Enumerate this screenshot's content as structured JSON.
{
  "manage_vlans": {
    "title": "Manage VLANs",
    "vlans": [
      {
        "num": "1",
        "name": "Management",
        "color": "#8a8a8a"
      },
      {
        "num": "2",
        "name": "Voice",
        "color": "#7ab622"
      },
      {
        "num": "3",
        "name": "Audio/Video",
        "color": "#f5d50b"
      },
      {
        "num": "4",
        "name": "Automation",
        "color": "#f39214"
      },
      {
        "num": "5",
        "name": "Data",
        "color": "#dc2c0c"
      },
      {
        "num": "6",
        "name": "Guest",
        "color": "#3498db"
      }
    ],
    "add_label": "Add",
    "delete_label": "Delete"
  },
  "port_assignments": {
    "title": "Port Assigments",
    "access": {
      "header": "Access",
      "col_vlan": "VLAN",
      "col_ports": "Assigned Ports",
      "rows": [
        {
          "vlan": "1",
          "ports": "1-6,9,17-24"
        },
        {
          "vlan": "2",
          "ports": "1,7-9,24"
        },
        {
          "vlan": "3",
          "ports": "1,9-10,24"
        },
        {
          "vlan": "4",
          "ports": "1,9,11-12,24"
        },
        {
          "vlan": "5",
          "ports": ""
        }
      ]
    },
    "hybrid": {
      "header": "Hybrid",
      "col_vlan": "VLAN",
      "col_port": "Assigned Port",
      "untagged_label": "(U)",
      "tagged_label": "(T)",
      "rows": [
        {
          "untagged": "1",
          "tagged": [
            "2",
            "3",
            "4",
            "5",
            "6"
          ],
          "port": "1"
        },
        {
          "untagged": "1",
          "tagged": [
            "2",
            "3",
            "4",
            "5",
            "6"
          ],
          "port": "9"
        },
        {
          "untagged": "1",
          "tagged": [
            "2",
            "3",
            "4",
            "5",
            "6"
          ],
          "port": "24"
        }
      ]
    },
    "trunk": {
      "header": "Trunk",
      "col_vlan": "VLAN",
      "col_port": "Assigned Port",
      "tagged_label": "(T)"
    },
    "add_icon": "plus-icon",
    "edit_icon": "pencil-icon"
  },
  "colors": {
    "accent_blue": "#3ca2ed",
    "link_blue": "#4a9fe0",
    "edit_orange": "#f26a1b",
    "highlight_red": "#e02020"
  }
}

--- EXERCISE PROMPT ---
Reproduce the listing above verbatim, from first line to last.

--- WRITTEN SOLUTION ---
Enumerate this screenshot's content as structured JSON.
{
  "manage_vlans": {
    "title": "Manage VLANs",
    "vlans": [
      {
        "num": "1",
        "name": "Management",
        "color": "#8a8a8a"
      },
      {
        "num": "2",
        "name": "Voice",
        "color": "#7ab622"
      },
      {
        "num": "3",
        "name": "Audio/Video",
        "color": "#f5d50b"
      },
      {
        "num": "4",
        "name": "Automation",
        "color": "#f39214"
      },
      {
        "num": "5",
        "name": "Data",
        "color": "#dc2c0c"
      },
      {
        "num": "6",
        "name": "Guest",
        "color": "#3498db"
      }
    ],
    "add_label": "Add",
    "delete_label": "Delete"
  },
  "port_assignments": {
    "title": "Port Assigments",
    "access": {
      "header": "Access",
      "col_vlan": "VLAN",
      "col_ports": "Assigned Ports",
      "rows": [
        {
          "vlan": "1",
          "ports": "1-6,9,17-24"
        },
        {
          "vlan": "2",
          "ports": "1,7-9,24"
        },
        {
          "vlan": "3",
          "ports": "1,9-10,24"
        },
        {
          "vlan": "4",
          "ports": "1,9,11-12,24"
        },
        {
          "vlan": "5",
          "ports": ""
        }
      ]
    },
    "hybrid": {
      "header": "Hybrid",
      "col_vlan": "VLAN",
      "col_port": "Assigned Port",
      "untagged_label": "(U)",
      "tagged_label": "(T)",
      "rows": [
        {
          "untagged": "1",
          "tagged": [
            "2",
            "3",
            "4",
            "5",
            "6"
          ],
          "port": "1"
        },
        {
          "untagged": "1",
          "tagged": [
            "2",
            "3",
            "4",
            "5",
            "6"
          ],
          "port": "9"
        },
        {
          "untagged": "1",
          "tagged": [
            "2",
            "3",
            "4",
            "5",
            "6"
          ],
          "port": "24"
        }
      ]
    },
    "trunk": {
      "header": "Trunk",
      "col_vlan": "VLAN",
      "col_port": "Assigned Port",
      "tagged_label": "(T)"
    },
    "add_icon": "plus-icon",
    "edit_icon": "pencil-icon"
  },
  "colors": {
    "accent_blue": "#3ca2ed",
    "link_blue": "#4a9fe0",
    "edit_orange": "#f26a1b",
    "highlight_red": "#e02020"
  }
}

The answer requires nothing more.